Entries from a visual dataset

<<<<

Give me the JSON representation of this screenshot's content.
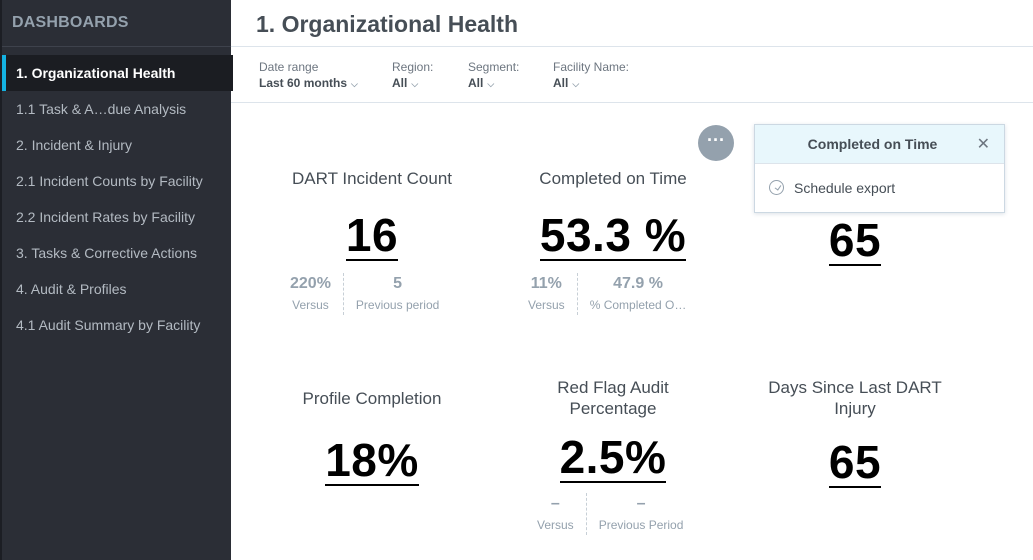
{
  "sidebar": {
    "title": "DASHBOARDS",
    "items": [
      {
        "label": "1. Organizational Health"
      },
      {
        "label": "1.1 Task & A…due Analysis"
      },
      {
        "label": "2. Incident & Injury"
      },
      {
        "label": "2.1 Incident Counts by Facility"
      },
      {
        "label": "2.2 Incident Rates by Facility"
      },
      {
        "label": "3. Tasks & Corrective Actions"
      },
      {
        "label": "4. Audit & Profiles"
      },
      {
        "label": "4.1 Audit Summary by Facility"
      }
    ],
    "active_index": 0
  },
  "header": {
    "title": "1. Organizational Health"
  },
  "filters": {
    "date_range": {
      "label": "Date range",
      "value": "Last 60 months"
    },
    "region": {
      "label": "Region:",
      "value": "All"
    },
    "segment": {
      "label": "Segment:",
      "value": "All"
    },
    "facility": {
      "label": "Facility Name:",
      "value": "All"
    }
  },
  "kpis": {
    "dart": {
      "title": "DART Incident Count",
      "value": "16",
      "compare": [
        {
          "value": "220%",
          "label": "Versus"
        },
        {
          "value": "5",
          "label": "Previous period"
        }
      ]
    },
    "completed": {
      "title": "Completed on Time",
      "value": "53.3 %",
      "compare": [
        {
          "value": "11%",
          "label": "Versus"
        },
        {
          "value": "47.9 %",
          "label": "% Completed O…"
        }
      ]
    },
    "hidden_kpi": {
      "value": "65"
    },
    "profile": {
      "title": "Profile Completion",
      "value": "18%"
    },
    "redflag": {
      "title_line1": "Red Flag Audit",
      "title_line2": "Percentage",
      "value": "2.5%",
      "compare": [
        {
          "value": "–",
          "label": "Versus"
        },
        {
          "value": "–",
          "label": "Previous Period"
        }
      ]
    },
    "days": {
      "title_line1": "Days Since Last DART",
      "title_line2": "Injury",
      "value": "65"
    }
  },
  "popup": {
    "title": "Completed on Time",
    "item": "Schedule export",
    "more_glyph": "···",
    "close_glyph": "✕"
  },
  "colors": {
    "accent": "#14b2e2",
    "sidebar_bg": "#2b2e36"
  },
  "icons": {
    "chevron": "chevron-down-icon",
    "close": "close-icon",
    "clock": "clock-icon",
    "more": "more-options-icon"
  }
}
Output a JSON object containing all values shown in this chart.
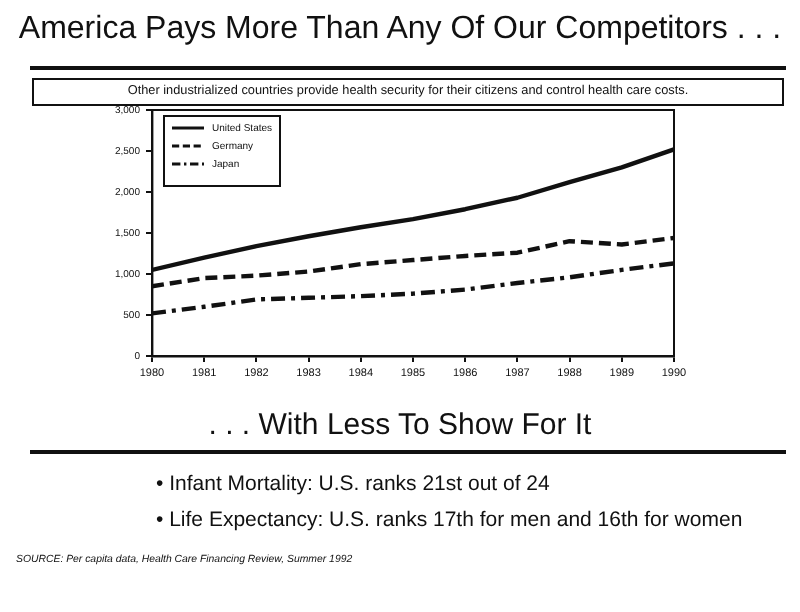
{
  "chart_data": {
    "type": "line",
    "title": "America Pays More Than Any Of Our Competitors . . .",
    "subtitle": "Other industrialized countries provide health security for their citizens and control health care costs.",
    "x": [
      1980,
      1981,
      1982,
      1983,
      1984,
      1985,
      1986,
      1987,
      1988,
      1989,
      1990
    ],
    "xlim": [
      1980,
      1990
    ],
    "xticks": [
      1980,
      1981,
      1982,
      1983,
      1984,
      1985,
      1986,
      1987,
      1988,
      1989,
      1990
    ],
    "ylim": [
      0,
      3000
    ],
    "yticks": [
      0,
      500,
      {
        "value": 1000,
        "label": "1,000"
      },
      {
        "value": 1500,
        "label": "1,500"
      },
      {
        "value": 2000,
        "label": "2,000"
      },
      {
        "value": 2500,
        "label": "2,500"
      },
      {
        "value": 3000,
        "label": "3,000"
      }
    ],
    "series": [
      {
        "name": "United States",
        "color": "#111111",
        "line_style": "solid",
        "values": [
          1050,
          1200,
          1340,
          1460,
          1570,
          1670,
          1790,
          1930,
          2120,
          2300,
          2520
        ]
      },
      {
        "name": "Germany",
        "color": "#111111",
        "line_style": "dashed",
        "values": [
          850,
          950,
          980,
          1030,
          1120,
          1170,
          1220,
          1260,
          1400,
          1360,
          1440
        ]
      },
      {
        "name": "Japan",
        "color": "#111111",
        "line_style": "dashdot",
        "values": [
          520,
          600,
          690,
          710,
          730,
          760,
          810,
          890,
          960,
          1050,
          1130
        ]
      }
    ],
    "grid": false,
    "legend": "top left",
    "marker": "none",
    "annotations": [
      ". . . With Less To Show For It",
      "• Infant Mortality: U.S. ranks 21st out of 24",
      "• Life Expectancy: U.S. ranks 17th for men and 16th for women",
      "SOURCE: Per capita data, Health Care Financing Review, Summer 1992"
    ]
  }
}
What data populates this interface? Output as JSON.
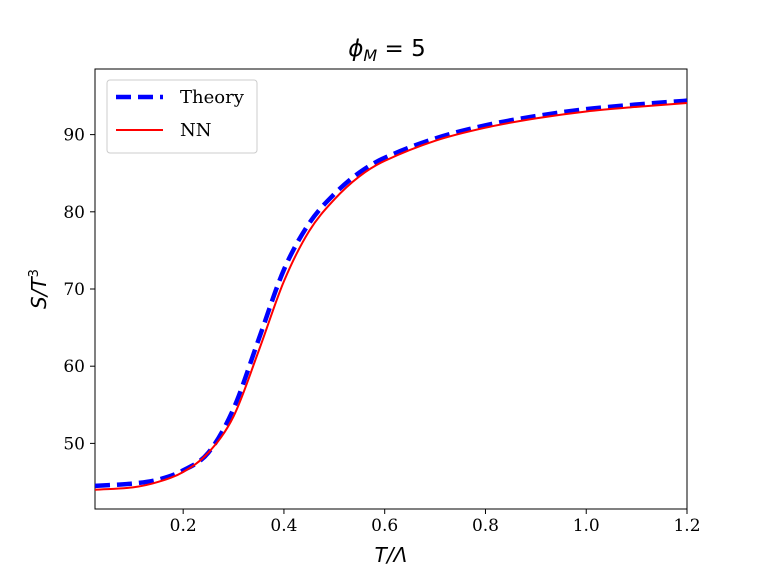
{
  "chart_data": {
    "type": "line",
    "title_main": "ϕ",
    "title_sub": "M",
    "title_rest": " = 5",
    "xlabel": "T/Λ",
    "ylabel_main": "S/T",
    "ylabel_sup": "3",
    "xlim": [
      0.025,
      1.2
    ],
    "ylim": [
      41.5,
      98.5
    ],
    "xticks": [
      0.2,
      0.4,
      0.6,
      0.8,
      1.0,
      1.2
    ],
    "xtick_labels": [
      "0.2",
      "0.4",
      "0.6",
      "0.8",
      "1.0",
      "1.2"
    ],
    "yticks": [
      50,
      60,
      70,
      80,
      90
    ],
    "ytick_labels": [
      "50",
      "60",
      "70",
      "80",
      "90"
    ],
    "grid": false,
    "legend_position": "top-left",
    "series": [
      {
        "name": "Theory",
        "color": "#0000ff",
        "style": "dashed",
        "x": [
          0.025,
          0.1,
          0.15,
          0.2,
          0.25,
          0.3,
          0.35,
          0.4,
          0.45,
          0.5,
          0.55,
          0.6,
          0.7,
          0.8,
          0.9,
          1.0,
          1.1,
          1.2
        ],
        "y": [
          44.5,
          44.8,
          45.3,
          46.5,
          48.8,
          54.5,
          63.5,
          72.5,
          78.5,
          82.3,
          85.1,
          87.0,
          89.5,
          91.2,
          92.4,
          93.3,
          93.9,
          94.4
        ]
      },
      {
        "name": "NN",
        "color": "#ff0000",
        "style": "solid",
        "x": [
          0.025,
          0.1,
          0.15,
          0.2,
          0.25,
          0.3,
          0.35,
          0.4,
          0.45,
          0.5,
          0.55,
          0.6,
          0.7,
          0.8,
          0.9,
          1.0,
          1.1,
          1.2
        ],
        "y": [
          44.0,
          44.3,
          45.0,
          46.3,
          48.8,
          53.5,
          62.0,
          71.0,
          77.5,
          81.6,
          84.6,
          86.6,
          89.2,
          90.9,
          92.1,
          93.0,
          93.6,
          94.1
        ]
      }
    ]
  }
}
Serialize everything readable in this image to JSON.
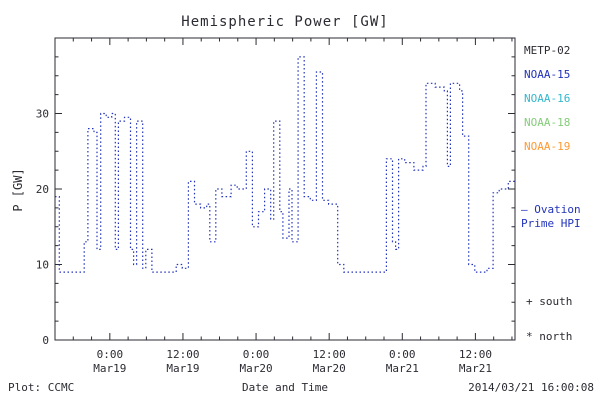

>>>>

WHAT YOU NEED TO DO: Return each line exactly as written. Any picture gets left out.

FINAL ANSWER:
Give me the JSON representation of this screenshot's content.
{
  "sidebar": {
    "title": "DASHBOARDS",
    "items": [
      {
        "label": "1. Organizational Health"
      },
      {
        "label": "1.1 Task & A…due Analysis"
      },
      {
        "label": "2. Incident & Injury"
      },
      {
        "label": "2.1 Incident Counts by Facility"
      },
      {
        "label": "2.2 Incident Rates by Facility"
      },
      {
        "label": "3. Tasks & Corrective Actions"
      },
      {
        "label": "4. Audit & Profiles"
      },
      {
        "label": "4.1 Audit Summary by Facility"
      }
    ],
    "active_index": 0
  },
  "header": {
    "title": "1. Organizational Health"
  },
  "filters": {
    "date_range": {
      "label": "Date range",
      "value": "Last 60 months"
    },
    "region": {
      "label": "Region:",
      "value": "All"
    },
    "segment": {
      "label": "Segment:",
      "value": "All"
    },
    "facility": {
      "label": "Facility Name:",
      "value": "All"
    }
  },
  "kpis": {
    "dart": {
      "title": "DART Incident Count",
      "value": "16",
      "compare": [
        {
          "value": "220%",
          "label": "Versus"
        },
        {
          "value": "5",
          "label": "Previous period"
        }
      ]
    },
    "completed": {
      "title": "Completed on Time",
      "value": "53.3 %",
      "compare": [
        {
          "value": "11%",
          "label": "Versus"
        },
        {
          "value": "47.9 %",
          "label": "% Completed O…"
        }
      ]
    },
    "hidden_kpi": {
      "value": "65"
    },
    "profile": {
      "title": "Profile Completion",
      "value": "18%"
    },
    "redflag": {
      "title_line1": "Red Flag Audit",
      "title_line2": "Percentage",
      "value": "2.5%",
      "compare": [
        {
          "value": "–",
          "label": "Versus"
        },
        {
          "value": "–",
          "label": "Previous Period"
        }
      ]
    },
    "days": {
      "title_line1": "Days Since Last DART",
      "title_line2": "Injury",
      "value": "65"
    }
  },
  "popup": {
    "title": "Completed on Time",
    "item": "Schedule export",
    "more_glyph": "···",
    "close_glyph": "✕"
  },
  "colors": {
    "accent": "#14b2e2",
    "sidebar_bg": "#2b2e36"
  },
  "icons": {
    "chevron": "chevron-down-icon",
    "close": "close-icon",
    "clock": "clock-icon",
    "more": "more-options-icon"
  }
}
Output a JSON object containing all values shown in this chart.
{
  "chart_data": {
    "type": "line",
    "title": "America Pays More Than Any Of Our Competitors . . .",
    "subtitle": "Other industrialized countries provide health security for their citizens and control health care costs.",
    "x": [
      1980,
      1981,
      1982,
      1983,
      1984,
      1985,
      1986,
      1987,
      1988,
      1989,
      1990
    ],
    "xlim": [
      1980,
      1990
    ],
    "xticks": [
      1980,
      1981,
      1982,
      1983,
      1984,
      1985,
      1986,
      1987,
      1988,
      1989,
      1990
    ],
    "ylim": [
      0,
      3000
    ],
    "yticks": [
      0,
      500,
      {
        "value": 1000,
        "label": "1,000"
      },
      {
        "value": 1500,
        "label": "1,500"
      },
      {
        "value": 2000,
        "label": "2,000"
      },
      {
        "value": 2500,
        "label": "2,500"
      },
      {
        "value": 3000,
        "label": "3,000"
      }
    ],
    "series": [
      {
        "name": "United States",
        "color": "#111111",
        "line_style": "solid",
        "values": [
          1050,
          1200,
          1340,
          1460,
          1570,
          1670,
          1790,
          1930,
          2120,
          2300,
          2520
        ]
      },
      {
        "name": "Germany",
        "color": "#111111",
        "line_style": "dashed",
        "values": [
          850,
          950,
          980,
          1030,
          1120,
          1170,
          1220,
          1260,
          1400,
          1360,
          1440
        ]
      },
      {
        "name": "Japan",
        "color": "#111111",
        "line_style": "dashdot",
        "values": [
          520,
          600,
          690,
          710,
          730,
          760,
          810,
          890,
          960,
          1050,
          1130
        ]
      }
    ],
    "grid": false,
    "legend": "top left",
    "marker": "none",
    "annotations": [
      ". . . With Less To Show For It",
      "• Infant Mortality: U.S. ranks 21st out of 24",
      "• Life Expectancy: U.S. ranks 17th for men and 16th for women",
      "SOURCE: Per capita data, Health Care Financing Review, Summer 1992"
    ]
  }
}
What data populates this interface? Output as JSON.
{
  "chart_data": {
    "type": "line",
    "title_main": "ϕ",
    "title_sub": "M",
    "title_rest": " = 5",
    "xlabel": "T/Λ",
    "ylabel_main": "S/T",
    "ylabel_sup": "3",
    "xlim": [
      0.025,
      1.2
    ],
    "ylim": [
      41.5,
      98.5
    ],
    "xticks": [
      0.2,
      0.4,
      0.6,
      0.8,
      1.0,
      1.2
    ],
    "xtick_labels": [
      "0.2",
      "0.4",
      "0.6",
      "0.8",
      "1.0",
      "1.2"
    ],
    "yticks": [
      50,
      60,
      70,
      80,
      90
    ],
    "ytick_labels": [
      "50",
      "60",
      "70",
      "80",
      "90"
    ],
    "grid": false,
    "legend_position": "top-left",
    "series": [
      {
        "name": "Theory",
        "color": "#0000ff",
        "style": "dashed",
        "x": [
          0.025,
          0.1,
          0.15,
          0.2,
          0.25,
          0.3,
          0.35,
          0.4,
          0.45,
          0.5,
          0.55,
          0.6,
          0.7,
          0.8,
          0.9,
          1.0,
          1.1,
          1.2
        ],
        "y": [
          44.5,
          44.8,
          45.3,
          46.5,
          48.8,
          54.5,
          63.5,
          72.5,
          78.5,
          82.3,
          85.1,
          87.0,
          89.5,
          91.2,
          92.4,
          93.3,
          93.9,
          94.4
        ]
      },
      {
        "name": "NN",
        "color": "#ff0000",
        "style": "solid",
        "x": [
          0.025,
          0.1,
          0.15,
          0.2,
          0.25,
          0.3,
          0.35,
          0.4,
          0.45,
          0.5,
          0.55,
          0.6,
          0.7,
          0.8,
          0.9,
          1.0,
          1.1,
          1.2
        ],
        "y": [
          44.0,
          44.3,
          45.0,
          46.3,
          48.8,
          53.5,
          62.0,
          71.0,
          77.5,
          81.6,
          84.6,
          86.6,
          89.2,
          90.9,
          92.1,
          93.0,
          93.6,
          94.1
        ]
      }
    ]
  }
}
Serialize everything readable in this image to JSON.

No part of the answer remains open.